Structured figure records
_ _ _

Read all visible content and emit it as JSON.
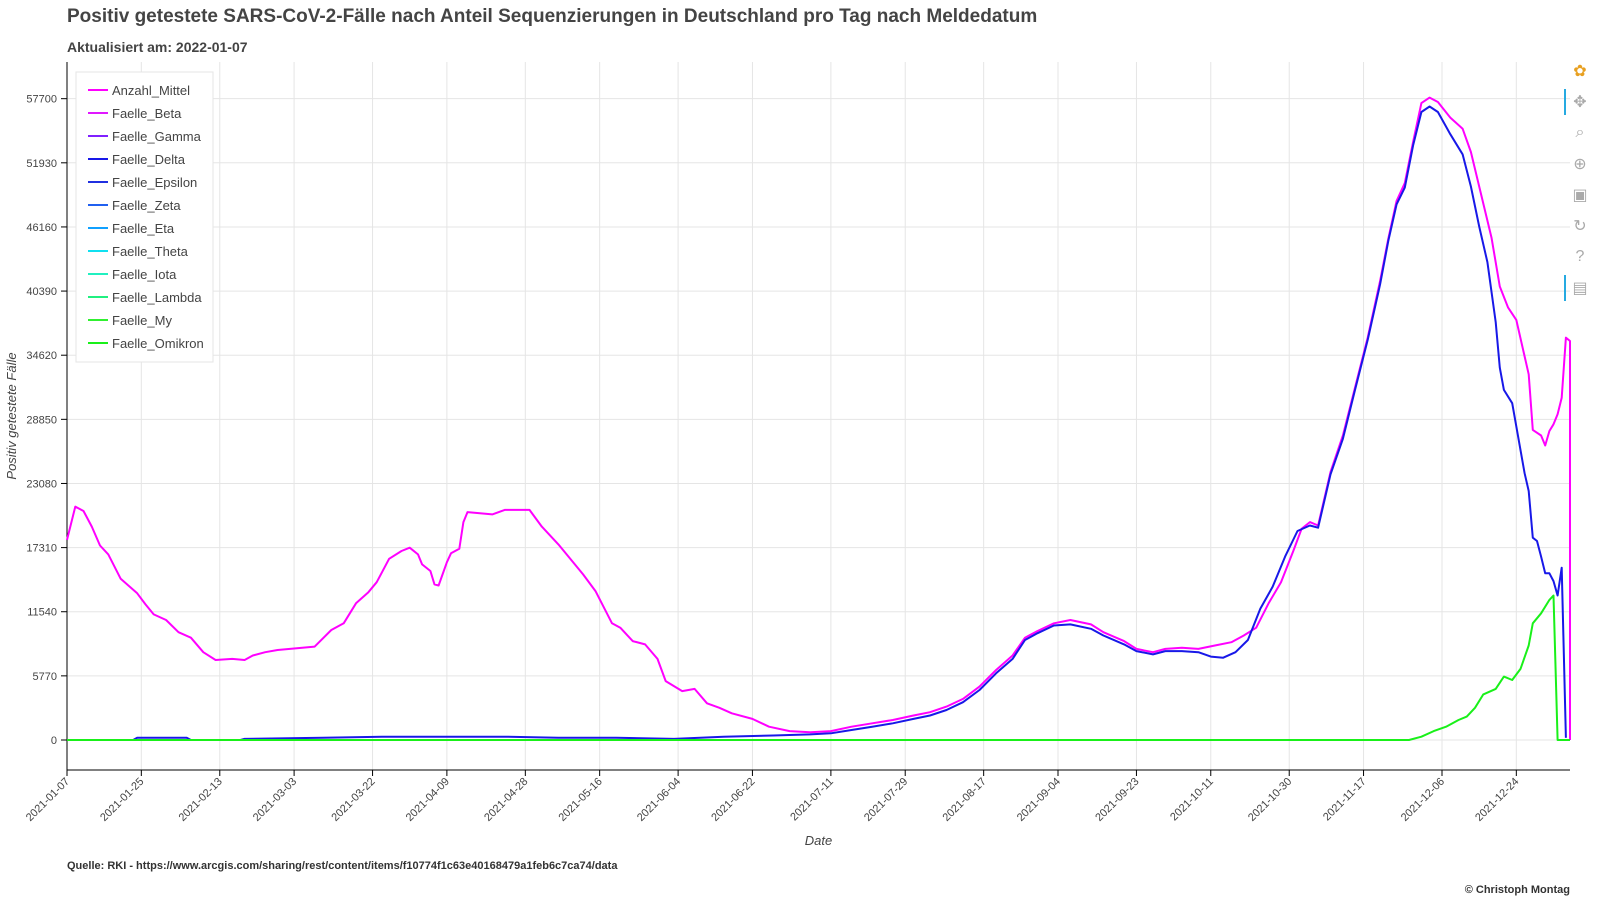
{
  "header": {
    "title": "Positiv getestete SARS-CoV-2-Fälle nach Anteil Sequenzierungen in Deutschland pro Tag nach Meldedatum",
    "subtitle": "Aktualisiert am: 2022-01-07"
  },
  "footer": {
    "source": "Quelle: RKI - https://www.arcgis.com/sharing/rest/content/items/f10774f1c63e40168479a1feb6c7ca74/data",
    "copyright": "© Christoph Montag"
  },
  "toolbar": {
    "tools": [
      {
        "name": "bokeh-logo-icon",
        "glyph": "✿",
        "active": false
      },
      {
        "name": "pan-tool-icon",
        "glyph": "✥",
        "active": true
      },
      {
        "name": "box-zoom-tool-icon",
        "glyph": "⌕",
        "active": false
      },
      {
        "name": "wheel-zoom-tool-icon",
        "glyph": "⊕",
        "active": false
      },
      {
        "name": "save-tool-icon",
        "glyph": "▣",
        "active": false
      },
      {
        "name": "reset-tool-icon",
        "glyph": "↻",
        "active": false
      },
      {
        "name": "help-tool-icon",
        "glyph": "?",
        "active": false
      },
      {
        "name": "hover-tool-icon",
        "glyph": "▤",
        "active": true
      }
    ]
  },
  "chart_data": {
    "type": "line",
    "xlabel": "Date",
    "ylabel": "Positiv getestete Fälle",
    "xlim": [
      "2021-01-07",
      "2022-01-06"
    ],
    "ylim": [
      -2700,
      61000
    ],
    "yticks": [
      0,
      5770,
      11540,
      17310,
      23080,
      28850,
      34620,
      40390,
      46160,
      51930,
      57700
    ],
    "xticks": [
      "2021-01-07",
      "2021-01-25",
      "2021-02-13",
      "2021-03-03",
      "2021-03-22",
      "2021-04-09",
      "2021-04-28",
      "2021-05-16",
      "2021-06-04",
      "2021-06-22",
      "2021-07-11",
      "2021-07-29",
      "2021-08-17",
      "2021-09-04",
      "2021-09-23",
      "2021-10-11",
      "2021-10-30",
      "2021-11-17",
      "2021-12-06",
      "2021-12-24"
    ],
    "grid": true,
    "legend_position": "top-left",
    "series": [
      {
        "name": "Anzahl_Mittel",
        "color": "#ff00ff",
        "points": [
          [
            "2021-01-07",
            18000
          ],
          [
            "2021-01-09",
            21000
          ],
          [
            "2021-01-11",
            20600
          ],
          [
            "2021-01-13",
            19200
          ],
          [
            "2021-01-15",
            17500
          ],
          [
            "2021-01-17",
            16700
          ],
          [
            "2021-01-20",
            14500
          ],
          [
            "2021-01-24",
            13200
          ],
          [
            "2021-01-26",
            12200
          ],
          [
            "2021-01-28",
            11300
          ],
          [
            "2021-01-31",
            10800
          ],
          [
            "2021-02-03",
            9700
          ],
          [
            "2021-02-06",
            9200
          ],
          [
            "2021-02-09",
            7900
          ],
          [
            "2021-02-12",
            7200
          ],
          [
            "2021-02-16",
            7300
          ],
          [
            "2021-02-19",
            7200
          ],
          [
            "2021-02-21",
            7600
          ],
          [
            "2021-02-24",
            7900
          ],
          [
            "2021-02-27",
            8100
          ],
          [
            "2021-03-02",
            8200
          ],
          [
            "2021-03-08",
            8400
          ],
          [
            "2021-03-12",
            9900
          ],
          [
            "2021-03-15",
            10500
          ],
          [
            "2021-03-18",
            12300
          ],
          [
            "2021-03-21",
            13300
          ],
          [
            "2021-03-23",
            14200
          ],
          [
            "2021-03-26",
            16300
          ],
          [
            "2021-03-29",
            17000
          ],
          [
            "2021-03-31",
            17300
          ],
          [
            "2021-04-02",
            16700
          ],
          [
            "2021-04-03",
            15800
          ],
          [
            "2021-04-05",
            15200
          ],
          [
            "2021-04-06",
            14000
          ],
          [
            "2021-04-07",
            13900
          ],
          [
            "2021-04-09",
            16000
          ],
          [
            "2021-04-10",
            16800
          ],
          [
            "2021-04-12",
            17200
          ],
          [
            "2021-04-13",
            19600
          ],
          [
            "2021-04-14",
            20500
          ],
          [
            "2021-04-20",
            20300
          ],
          [
            "2021-04-23",
            20700
          ],
          [
            "2021-04-29",
            20700
          ],
          [
            "2021-05-02",
            19200
          ],
          [
            "2021-05-06",
            17600
          ],
          [
            "2021-05-12",
            14900
          ],
          [
            "2021-05-15",
            13400
          ],
          [
            "2021-05-19",
            10500
          ],
          [
            "2021-05-21",
            10100
          ],
          [
            "2021-05-24",
            8900
          ],
          [
            "2021-05-27",
            8600
          ],
          [
            "2021-05-30",
            7300
          ],
          [
            "2021-06-01",
            5300
          ],
          [
            "2021-06-05",
            4400
          ],
          [
            "2021-06-08",
            4600
          ],
          [
            "2021-06-11",
            3300
          ],
          [
            "2021-06-14",
            2900
          ],
          [
            "2021-06-17",
            2400
          ],
          [
            "2021-06-22",
            1900
          ],
          [
            "2021-06-26",
            1200
          ],
          [
            "2021-07-01",
            800
          ],
          [
            "2021-07-06",
            700
          ],
          [
            "2021-07-11",
            800
          ],
          [
            "2021-07-16",
            1200
          ],
          [
            "2021-07-21",
            1500
          ],
          [
            "2021-07-26",
            1800
          ],
          [
            "2021-07-31",
            2200
          ],
          [
            "2021-08-04",
            2500
          ],
          [
            "2021-08-08",
            3000
          ],
          [
            "2021-08-12",
            3700
          ],
          [
            "2021-08-16",
            4800
          ],
          [
            "2021-08-20",
            6300
          ],
          [
            "2021-08-24",
            7600
          ],
          [
            "2021-08-27",
            9200
          ],
          [
            "2021-08-30",
            9800
          ],
          [
            "2021-09-03",
            10500
          ],
          [
            "2021-09-07",
            10800
          ],
          [
            "2021-09-12",
            10400
          ],
          [
            "2021-09-15",
            9700
          ],
          [
            "2021-09-20",
            8900
          ],
          [
            "2021-09-23",
            8200
          ],
          [
            "2021-09-27",
            7900
          ],
          [
            "2021-09-30",
            8200
          ],
          [
            "2021-10-04",
            8300
          ],
          [
            "2021-10-08",
            8200
          ],
          [
            "2021-10-12",
            8500
          ],
          [
            "2021-10-16",
            8800
          ],
          [
            "2021-10-19",
            9400
          ],
          [
            "2021-10-22",
            10100
          ],
          [
            "2021-10-25",
            12300
          ],
          [
            "2021-10-28",
            14200
          ],
          [
            "2021-10-31",
            17000
          ],
          [
            "2021-11-02",
            19000
          ],
          [
            "2021-11-04",
            19600
          ],
          [
            "2021-11-06",
            19300
          ],
          [
            "2021-11-09",
            24100
          ],
          [
            "2021-11-12",
            27400
          ],
          [
            "2021-11-15",
            31800
          ],
          [
            "2021-11-18",
            36200
          ],
          [
            "2021-11-21",
            41300
          ],
          [
            "2021-11-23",
            45100
          ],
          [
            "2021-11-25",
            48500
          ],
          [
            "2021-11-27",
            50100
          ],
          [
            "2021-11-29",
            53800
          ],
          [
            "2021-12-01",
            57300
          ],
          [
            "2021-12-03",
            57800
          ],
          [
            "2021-12-05",
            57400
          ],
          [
            "2021-12-08",
            56000
          ],
          [
            "2021-12-11",
            55000
          ],
          [
            "2021-12-13",
            52900
          ],
          [
            "2021-12-15",
            49800
          ],
          [
            "2021-12-18",
            45200
          ],
          [
            "2021-12-20",
            40800
          ],
          [
            "2021-12-22",
            38900
          ],
          [
            "2021-12-24",
            37800
          ],
          [
            "2021-12-27",
            32900
          ],
          [
            "2021-12-28",
            27900
          ],
          [
            "2021-12-30",
            27400
          ],
          [
            "2021-12-31",
            26500
          ],
          [
            "2022-01-01",
            27800
          ],
          [
            "2022-01-02",
            28400
          ],
          [
            "2022-01-03",
            29300
          ],
          [
            "2022-01-04",
            30800
          ],
          [
            "2022-01-05",
            36200
          ],
          [
            "2022-01-06",
            35900
          ],
          [
            "2022-01-06",
            0
          ]
        ]
      },
      {
        "name": "Faelle_Beta",
        "color": "#e018ff",
        "points": []
      },
      {
        "name": "Faelle_Gamma",
        "color": "#8020ff",
        "points": []
      },
      {
        "name": "Faelle_Delta",
        "color": "#1818e8",
        "points": [
          [
            "2021-01-07",
            0
          ],
          [
            "2021-01-23",
            0
          ],
          [
            "2021-01-24",
            200
          ],
          [
            "2021-02-05",
            200
          ],
          [
            "2021-02-06",
            0
          ],
          [
            "2021-02-18",
            0
          ],
          [
            "2021-02-19",
            100
          ],
          [
            "2021-03-10",
            200
          ],
          [
            "2021-03-25",
            300
          ],
          [
            "2021-04-08",
            300
          ],
          [
            "2021-04-23",
            300
          ],
          [
            "2021-05-06",
            200
          ],
          [
            "2021-05-20",
            200
          ],
          [
            "2021-06-03",
            100
          ],
          [
            "2021-06-15",
            300
          ],
          [
            "2021-06-27",
            400
          ],
          [
            "2021-07-06",
            500
          ],
          [
            "2021-07-11",
            600
          ],
          [
            "2021-07-16",
            900
          ],
          [
            "2021-07-21",
            1200
          ],
          [
            "2021-07-26",
            1500
          ],
          [
            "2021-07-31",
            1900
          ],
          [
            "2021-08-04",
            2200
          ],
          [
            "2021-08-08",
            2700
          ],
          [
            "2021-08-12",
            3400
          ],
          [
            "2021-08-16",
            4500
          ],
          [
            "2021-08-20",
            6000
          ],
          [
            "2021-08-24",
            7300
          ],
          [
            "2021-08-27",
            9000
          ],
          [
            "2021-08-30",
            9600
          ],
          [
            "2021-09-03",
            10300
          ],
          [
            "2021-09-07",
            10400
          ],
          [
            "2021-09-12",
            10000
          ],
          [
            "2021-09-15",
            9400
          ],
          [
            "2021-09-20",
            8600
          ],
          [
            "2021-09-23",
            8000
          ],
          [
            "2021-09-27",
            7700
          ],
          [
            "2021-09-30",
            8000
          ],
          [
            "2021-10-04",
            8000
          ],
          [
            "2021-10-08",
            7900
          ],
          [
            "2021-10-11",
            7500
          ],
          [
            "2021-10-14",
            7400
          ],
          [
            "2021-10-17",
            7900
          ],
          [
            "2021-10-20",
            9000
          ],
          [
            "2021-10-23",
            11800
          ],
          [
            "2021-10-26",
            13800
          ],
          [
            "2021-10-29",
            16500
          ],
          [
            "2021-11-01",
            18800
          ],
          [
            "2021-11-04",
            19300
          ],
          [
            "2021-11-06",
            19100
          ],
          [
            "2021-11-09",
            23900
          ],
          [
            "2021-11-12",
            27100
          ],
          [
            "2021-11-15",
            31600
          ],
          [
            "2021-11-18",
            36000
          ],
          [
            "2021-11-21",
            41000
          ],
          [
            "2021-11-23",
            44900
          ],
          [
            "2021-11-25",
            48200
          ],
          [
            "2021-11-27",
            49700
          ],
          [
            "2021-11-29",
            53500
          ],
          [
            "2021-12-01",
            56500
          ],
          [
            "2021-12-03",
            57000
          ],
          [
            "2021-12-05",
            56500
          ],
          [
            "2021-12-08",
            54500
          ],
          [
            "2021-12-11",
            52700
          ],
          [
            "2021-12-13",
            49800
          ],
          [
            "2021-12-15",
            46200
          ],
          [
            "2021-12-17",
            43000
          ],
          [
            "2021-12-19",
            37600
          ],
          [
            "2021-12-20",
            33500
          ],
          [
            "2021-12-21",
            31500
          ],
          [
            "2021-12-23",
            30300
          ],
          [
            "2021-12-26",
            24000
          ],
          [
            "2021-12-27",
            22400
          ],
          [
            "2021-12-28",
            18200
          ],
          [
            "2021-12-29",
            17900
          ],
          [
            "2021-12-30",
            16500
          ],
          [
            "2021-12-31",
            15000
          ],
          [
            "2022-01-01",
            15000
          ],
          [
            "2022-01-02",
            14300
          ],
          [
            "2022-01-03",
            13000
          ],
          [
            "2022-01-04",
            15500
          ],
          [
            "2022-01-05",
            200
          ]
        ]
      },
      {
        "name": "Faelle_Epsilon",
        "color": "#2030e0",
        "points": []
      },
      {
        "name": "Faelle_Zeta",
        "color": "#2060f0",
        "points": []
      },
      {
        "name": "Faelle_Eta",
        "color": "#10a0ff",
        "points": []
      },
      {
        "name": "Faelle_Theta",
        "color": "#10e0f0",
        "points": []
      },
      {
        "name": "Faelle_Iota",
        "color": "#20f0c0",
        "points": []
      },
      {
        "name": "Faelle_Lambda",
        "color": "#20f080",
        "points": []
      },
      {
        "name": "Faelle_My",
        "color": "#30f030",
        "points": []
      },
      {
        "name": "Faelle_Omikron",
        "color": "#19f019",
        "points": [
          [
            "2021-01-07",
            0
          ],
          [
            "2021-11-28",
            0
          ],
          [
            "2021-12-01",
            300
          ],
          [
            "2021-12-04",
            800
          ],
          [
            "2021-12-07",
            1200
          ],
          [
            "2021-12-10",
            1800
          ],
          [
            "2021-12-12",
            2100
          ],
          [
            "2021-12-14",
            2900
          ],
          [
            "2021-12-16",
            4100
          ],
          [
            "2021-12-19",
            4600
          ],
          [
            "2021-12-21",
            5700
          ],
          [
            "2021-12-23",
            5400
          ],
          [
            "2021-12-25",
            6400
          ],
          [
            "2021-12-27",
            8500
          ],
          [
            "2021-12-28",
            10500
          ],
          [
            "2021-12-30",
            11400
          ],
          [
            "2022-01-01",
            12600
          ],
          [
            "2022-01-02",
            13000
          ],
          [
            "2022-01-03",
            0
          ],
          [
            "2022-01-06",
            0
          ]
        ]
      }
    ]
  }
}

_ _ _

Pick out the lines that contain "zoom" and copy them.

## Task output
        "name": "box-zoom-tool-icon",
        "name": "wheel-zoom-tool-icon",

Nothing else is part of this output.